- **What is asked**
Please transcribe the data below exactly. Leave the pictures out.

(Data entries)
__________

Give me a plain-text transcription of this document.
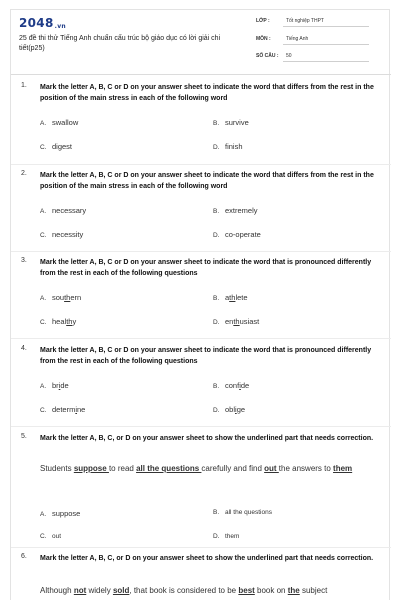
2048.vn
25 đề thi thử Tiếng Anh chuẩn cấu trúc bộ giáo dục có lời giải chi tiết(p25)
LỚP :	Tốt nghiệp THPT
MÔN :	Tiếng Anh
SỐ CÂU : 50
1. Mark the letter A, B, C or D on your answer sheet to indicate the word that differs from the rest in the position of the main stress in each of the following word
A. swallow	B. survive
C. digest	D. finish
2. Mark the letter A, B, C or D on your answer sheet to indicate the word that differs from the rest in the position of the main stress in each of the following word
A. necessary	B. extremely
C. necessity	D. co-operate
3. Mark the letter A, B, C or D on your answer sheet to indicate the word that is pronounced differently from the rest in each of the following questions
A. southern	B. athlete
C. healthy	D. enthusiast
4. Mark the letter A, B, C or D on your answer sheet to indicate the word that is pronounced differently from the rest in each of the following questions
A. bride	B. confide
C. determine	D. oblige
5. Mark the letter A, B, C, or D on your answer sheet to show the underlined part that needs correction.
Students suppose to read all the questions carefully and find out the answers to them
A. suppose	B. all the questions
C. out	D. them
6. Mark the letter A, B, C, or D on your answer sheet to show the underlined part that needs correction.
Although not widely sold, that book is considered to be best book on the subject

__________

- **Exercise answer**
Give me a plain-text transcription of this document.
2048.vn
25 đề thi thử Tiếng Anh chuẩn cấu trúc bộ giáo dục có lời giải chi tiết(p25)
LỚP :	Tốt nghiệp THPT
MÔN :	Tiếng Anh
SỐ CÂU : 50
1. Mark the letter A, B, C or D on your answer sheet to indicate the word that differs from the rest in the position of the main stress in each of the following word
A. swallow	B. survive
C. digest	D. finish
2. Mark the letter A, B, C or D on your answer sheet to indicate the word that differs from the rest in the position of the main stress in each of the following word
A. necessary	B. extremely
C. necessity	D. co-operate
3. Mark the letter A, B, C or D on your answer sheet to indicate the word that is pronounced differently from the rest in each of the following questions
A. southern	B. athlete
C. healthy	D. enthusiast
4. Mark the letter A, B, C or D on your answer sheet to indicate the word that is pronounced differently from the rest in each of the following questions
A. bride	B. confide
C. determine	D. oblige
5. Mark the letter A, B, C, or D on your answer sheet to show the underlined part that needs correction.
Students suppose to read all the questions carefully and find out the answers to them
A. suppose	B. all the questions
C. out	D. them
6. Mark the letter A, B, C, or D on your answer sheet to show the underlined part that needs correction.
Although not widely sold, that book is considered to be best book on the subject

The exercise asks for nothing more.